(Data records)

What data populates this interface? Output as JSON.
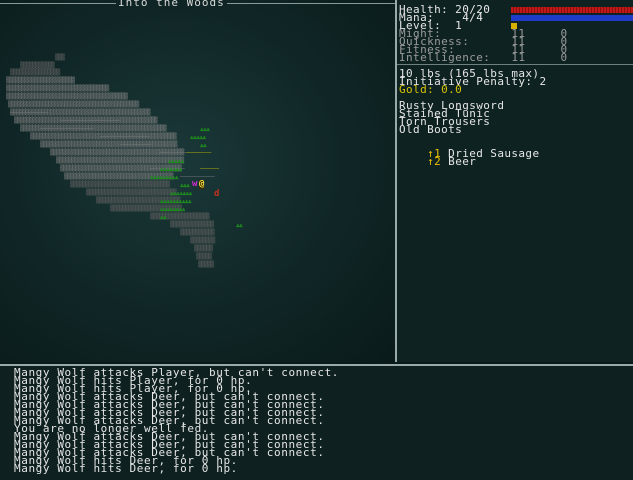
{
  "map": {
    "title": "Into the Woods",
    "player_glyph": "@",
    "deer_glyph": "d",
    "wolf_glyph": "w"
  },
  "stats": {
    "health": "Health: 20/20",
    "mana": "Mana:    4/4",
    "level": "Level:  1",
    "might": "Might:          11     0",
    "quickness": "Quickness:      11     0",
    "fitness": "Fitness:        11     0",
    "intelligence": "Intelligence:   11     0",
    "weight": "10 lbs (165 lbs max)",
    "initiative": "Initiative Penalty: 2",
    "gold": "Gold: 0.0"
  },
  "equipment": [
    "Rusty Longsword",
    "Stained Tunic",
    "Torn Trousers",
    "Old Boots"
  ],
  "consumables": [
    {
      "key": "↑1",
      "label": "Dried Sausage"
    },
    {
      "key": "↑2",
      "label": "Beer"
    }
  ],
  "colors": {
    "health_bar": "#c21818",
    "mana_bar": "#1e3cc8",
    "xp_bar": "#d8b000",
    "gold": "#d4c400",
    "item_key": "#e8c000"
  },
  "log": [
    "Mangy Wolf attacks Player, but can't connect.",
    "Mangy Wolf hits Player, for 0 hp.",
    "Mangy Wolf hits Player, for 0 hp.",
    "Mangy Wolf attacks Deer, but can't connect.",
    "Mangy Wolf attacks Deer, but can't connect.",
    "Mangy Wolf attacks Deer, but can't connect.",
    "Mangy Wolf attacks Deer, but can't connect.",
    "You are no longer well fed.",
    "Mangy Wolf attacks Deer, but can't connect.",
    "Mangy Wolf attacks Deer, but can't connect.",
    "Mangy Wolf attacks Deer, but can't connect.",
    "Mangy Wolf hits Deer, for 0 hp.",
    "Mangy Wolf hits Deer, for 0 hp."
  ]
}
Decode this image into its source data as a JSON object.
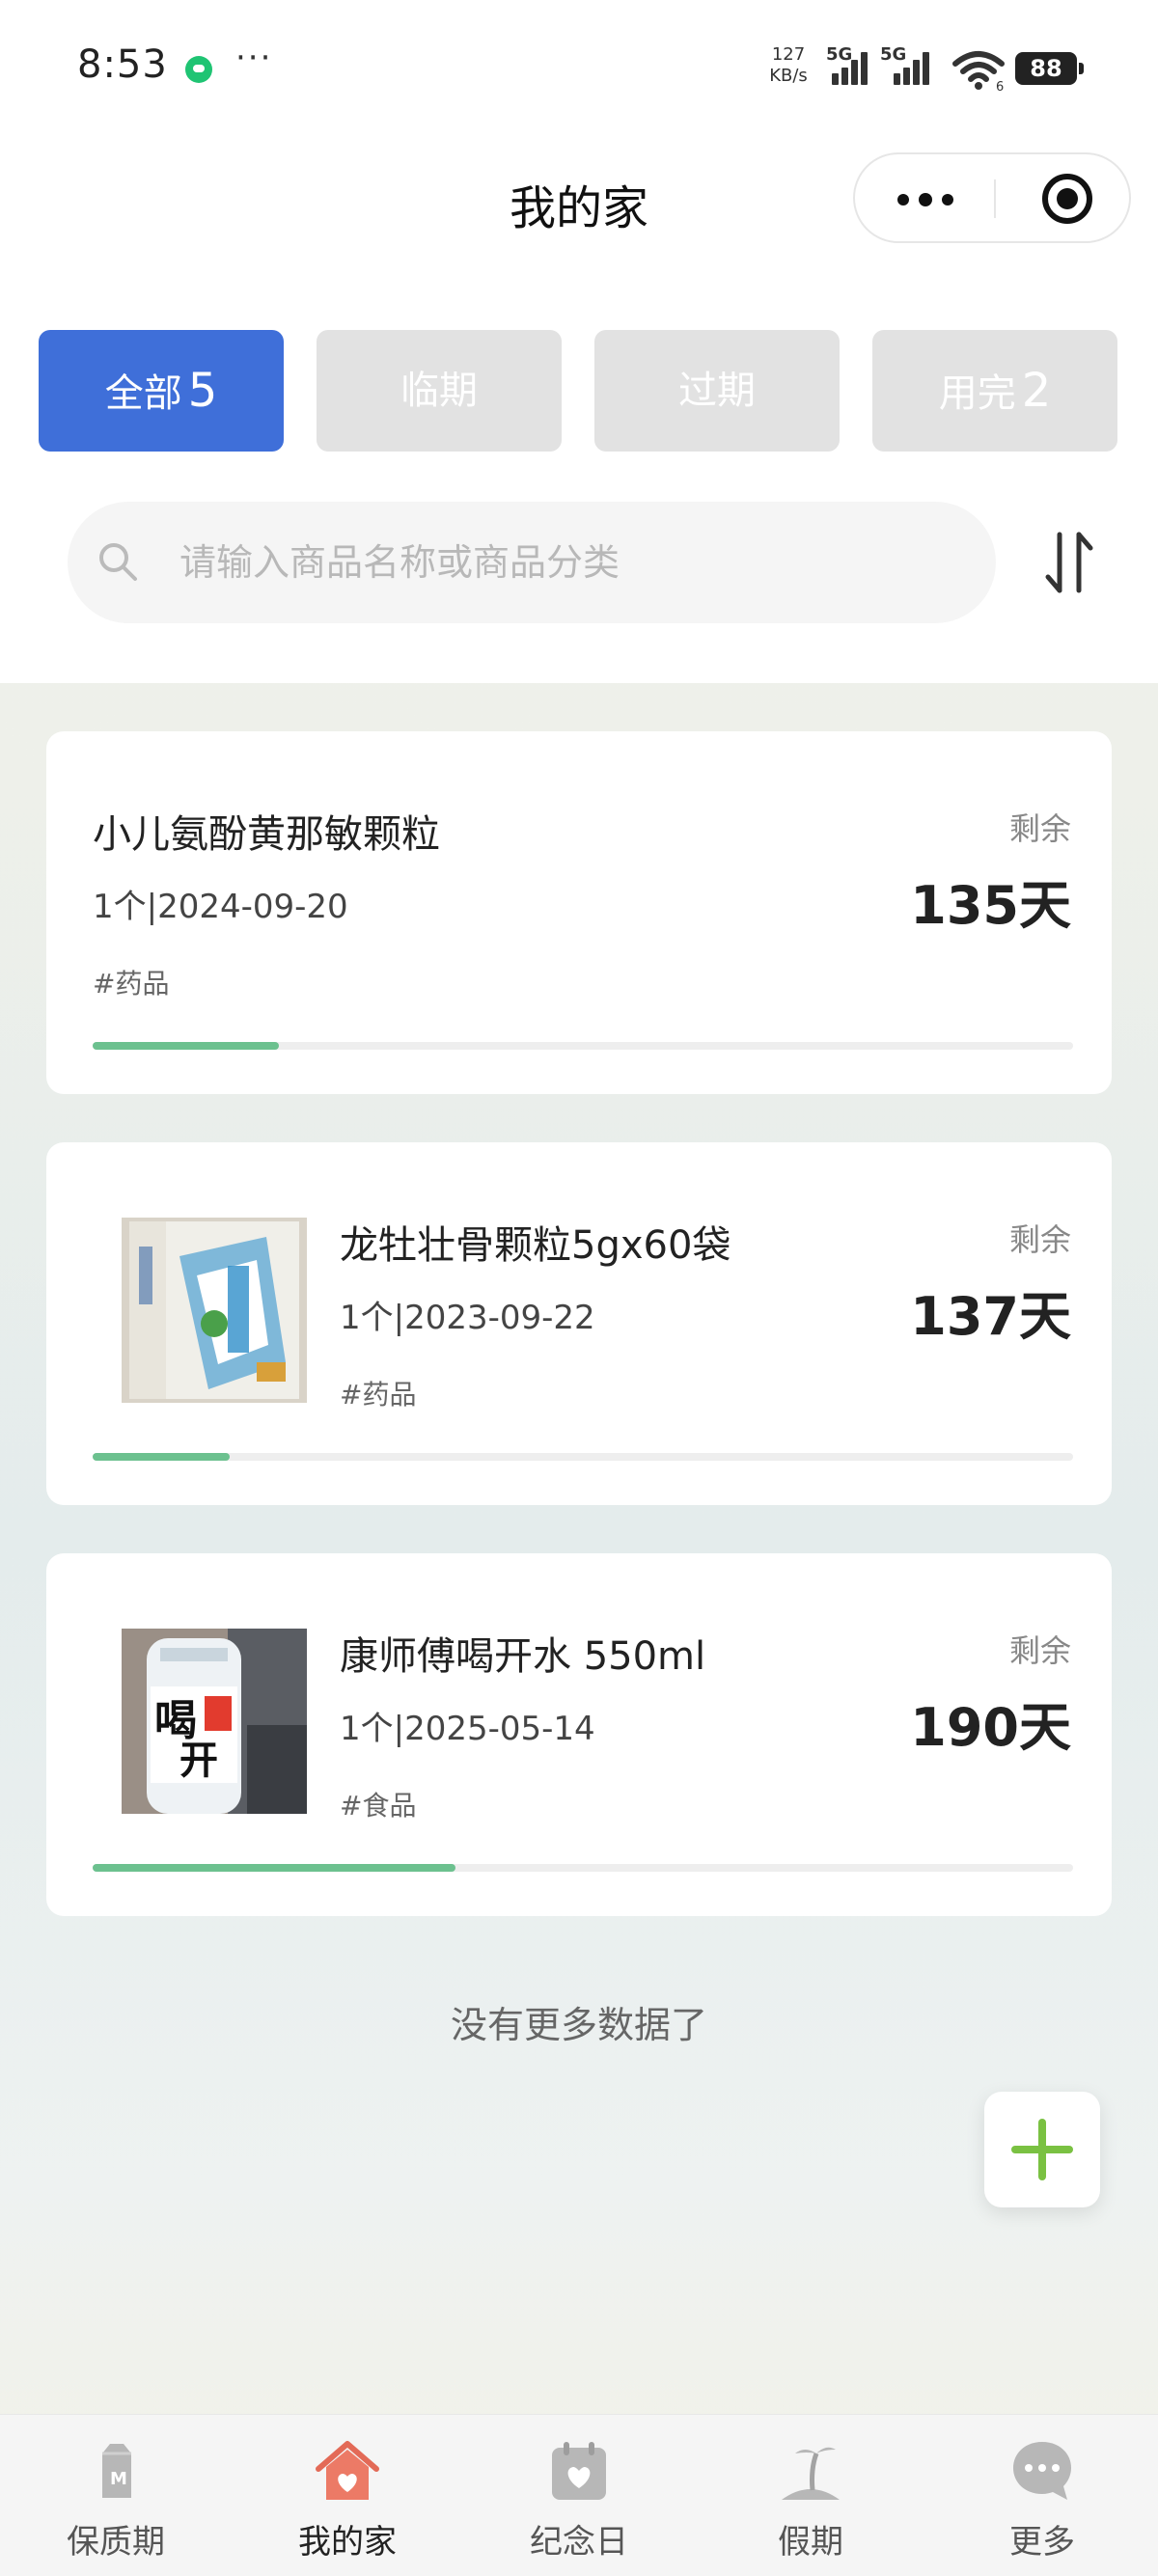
{
  "status_bar": {
    "time": "8:53",
    "more": "···",
    "net_speed_value": "127",
    "net_speed_unit": "KB/s",
    "sim1": "5G",
    "sim2": "5G",
    "wifi_sub": "6",
    "battery": "88"
  },
  "header": {
    "title": "我的家",
    "menu_icon": "more-dots-icon",
    "close_icon": "target-icon"
  },
  "tabs": [
    {
      "label": "全部",
      "count": "5",
      "active": true
    },
    {
      "label": "临期",
      "count": "",
      "active": false
    },
    {
      "label": "过期",
      "count": "",
      "active": false
    },
    {
      "label": "用完",
      "count": "2",
      "active": false
    }
  ],
  "search": {
    "placeholder": "请输入商品名称或商品分类",
    "sort_icon": "sort-icon"
  },
  "items": [
    {
      "name": "小儿氨酚黄那敏颗粒",
      "meta": "1个|2024-09-20",
      "category": "#药品",
      "remain_label": "剩余",
      "days": "135天",
      "progress": 0.19,
      "has_image": false
    },
    {
      "name": "龙牡壮骨颗粒5gx60袋",
      "meta": "1个|2023-09-22",
      "category": "#药品",
      "remain_label": "剩余",
      "days": "137天",
      "progress": 0.14,
      "has_image": true
    },
    {
      "name": "康师傅喝开水 550ml",
      "meta": "1个|2025-05-14",
      "category": "#食品",
      "remain_label": "剩余",
      "days": "190天",
      "progress": 0.37,
      "has_image": true
    }
  ],
  "footer_text": "没有更多数据了",
  "fab_icon": "plus-icon",
  "colors": {
    "accent": "#3f6fd9",
    "progress": "#6cc18f",
    "fab_plus": "#7ac142",
    "tab_inactive": "#e2e2e2"
  },
  "bottom_nav": [
    {
      "label": "保质期",
      "icon": "milk-carton-icon",
      "active": false
    },
    {
      "label": "我的家",
      "icon": "home-icon",
      "active": true
    },
    {
      "label": "纪念日",
      "icon": "calendar-heart-icon",
      "active": false
    },
    {
      "label": "假期",
      "icon": "island-icon",
      "active": false
    },
    {
      "label": "更多",
      "icon": "chat-bubble-icon",
      "active": false
    }
  ]
}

*What you need to do*:
Reproduce all the records verbatim, excluding images.

*Worked solution*:
What data populates this interface? Output as JSON.
{
  "map": {
    "title": "Into the Woods",
    "player_glyph": "@",
    "deer_glyph": "d",
    "wolf_glyph": "w"
  },
  "stats": {
    "health": "Health: 20/20",
    "mana": "Mana:    4/4",
    "level": "Level:  1",
    "might": "Might:          11     0",
    "quickness": "Quickness:      11     0",
    "fitness": "Fitness:        11     0",
    "intelligence": "Intelligence:   11     0",
    "weight": "10 lbs (165 lbs max)",
    "initiative": "Initiative Penalty: 2",
    "gold": "Gold: 0.0"
  },
  "equipment": [
    "Rusty Longsword",
    "Stained Tunic",
    "Torn Trousers",
    "Old Boots"
  ],
  "consumables": [
    {
      "key": "↑1",
      "label": "Dried Sausage"
    },
    {
      "key": "↑2",
      "label": "Beer"
    }
  ],
  "colors": {
    "health_bar": "#c21818",
    "mana_bar": "#1e3cc8",
    "xp_bar": "#d8b000",
    "gold": "#d4c400",
    "item_key": "#e8c000"
  },
  "log": [
    "Mangy Wolf attacks Player, but can't connect.",
    "Mangy Wolf hits Player, for 0 hp.",
    "Mangy Wolf hits Player, for 0 hp.",
    "Mangy Wolf attacks Deer, but can't connect.",
    "Mangy Wolf attacks Deer, but can't connect.",
    "Mangy Wolf attacks Deer, but can't connect.",
    "Mangy Wolf attacks Deer, but can't connect.",
    "You are no longer well fed.",
    "Mangy Wolf attacks Deer, but can't connect.",
    "Mangy Wolf attacks Deer, but can't connect.",
    "Mangy Wolf attacks Deer, but can't connect.",
    "Mangy Wolf hits Deer, for 0 hp.",
    "Mangy Wolf hits Deer, for 0 hp."
  ]
}
Decode this image into its source data as a JSON object.
{
  "status_bar": {
    "time": "8:53",
    "more": "···",
    "net_speed_value": "127",
    "net_speed_unit": "KB/s",
    "sim1": "5G",
    "sim2": "5G",
    "wifi_sub": "6",
    "battery": "88"
  },
  "header": {
    "title": "我的家",
    "menu_icon": "more-dots-icon",
    "close_icon": "target-icon"
  },
  "tabs": [
    {
      "label": "全部",
      "count": "5",
      "active": true
    },
    {
      "label": "临期",
      "count": "",
      "active": false
    },
    {
      "label": "过期",
      "count": "",
      "active": false
    },
    {
      "label": "用完",
      "count": "2",
      "active": false
    }
  ],
  "search": {
    "placeholder": "请输入商品名称或商品分类",
    "sort_icon": "sort-icon"
  },
  "items": [
    {
      "name": "小儿氨酚黄那敏颗粒",
      "meta": "1个|2024-09-20",
      "category": "#药品",
      "remain_label": "剩余",
      "days": "135天",
      "progress": 0.19,
      "has_image": false
    },
    {
      "name": "龙牡壮骨颗粒5gx60袋",
      "meta": "1个|2023-09-22",
      "category": "#药品",
      "remain_label": "剩余",
      "days": "137天",
      "progress": 0.14,
      "has_image": true
    },
    {
      "name": "康师傅喝开水 550ml",
      "meta": "1个|2025-05-14",
      "category": "#食品",
      "remain_label": "剩余",
      "days": "190天",
      "progress": 0.37,
      "has_image": true
    }
  ],
  "footer_text": "没有更多数据了",
  "fab_icon": "plus-icon",
  "colors": {
    "accent": "#3f6fd9",
    "progress": "#6cc18f",
    "fab_plus": "#7ac142",
    "tab_inactive": "#e2e2e2"
  },
  "bottom_nav": [
    {
      "label": "保质期",
      "icon": "milk-carton-icon",
      "active": false
    },
    {
      "label": "我的家",
      "icon": "home-icon",
      "active": true
    },
    {
      "label": "纪念日",
      "icon": "calendar-heart-icon",
      "active": false
    },
    {
      "label": "假期",
      "icon": "island-icon",
      "active": false
    },
    {
      "label": "更多",
      "icon": "chat-bubble-icon",
      "active": false
    }
  ]
}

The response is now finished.